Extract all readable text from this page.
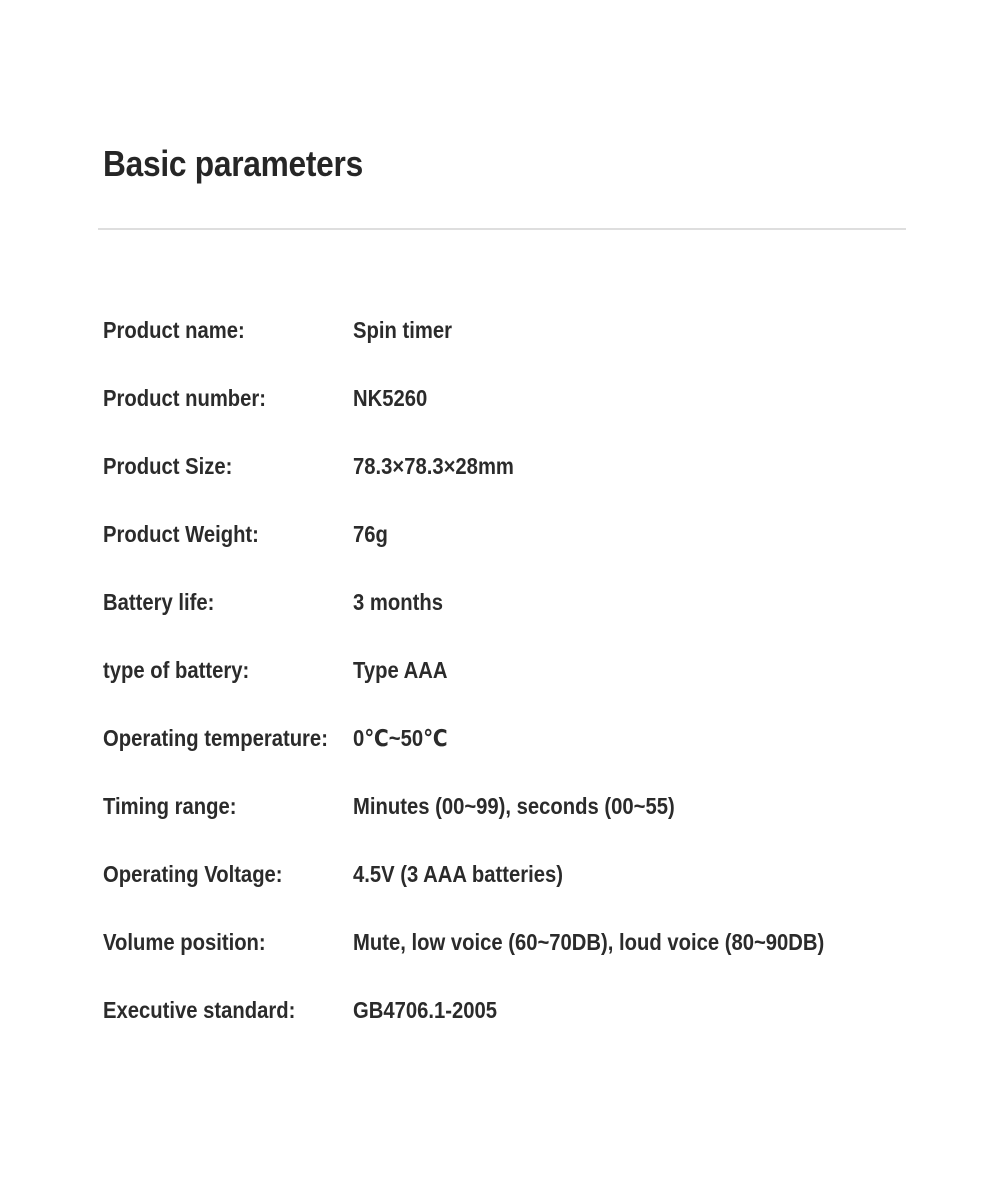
Basic parameters
Product name:	Spin timer
Product number:	NK5260
Product Size:	78.3×78.3×28mm
Product Weight:	76g
Battery life:	3 months
type of battery:	Type AAA
Operating temperature: 0℃~50℃
Timing range:	Minutes (00~99), seconds (00~55)
Operating Voltage:	4.5V (3 AAA batteries)
Volume position:	Mute, low voice (60~70DB), loud voice (80~90DB)
Executive standard:	GB4706.1-2005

--

= What this task involves =
Copy every record above exactly, leaving out any pictures.

= Result of the exercise =
Extract all readable text from this page.
Basic parameters
Product name:	Spin timer
Product number:	NK5260
Product Size:	78.3×78.3×28mm
Product Weight:	76g
Battery life:	3 months
type of battery:	Type AAA
Operating temperature: 0℃~50℃
Timing range:	Minutes (00~99), seconds (00~55)
Operating Voltage:	4.5V (3 AAA batteries)
Volume position:	Mute, low voice (60~70DB), loud voice (80~90DB)
Executive standard:	GB4706.1-2005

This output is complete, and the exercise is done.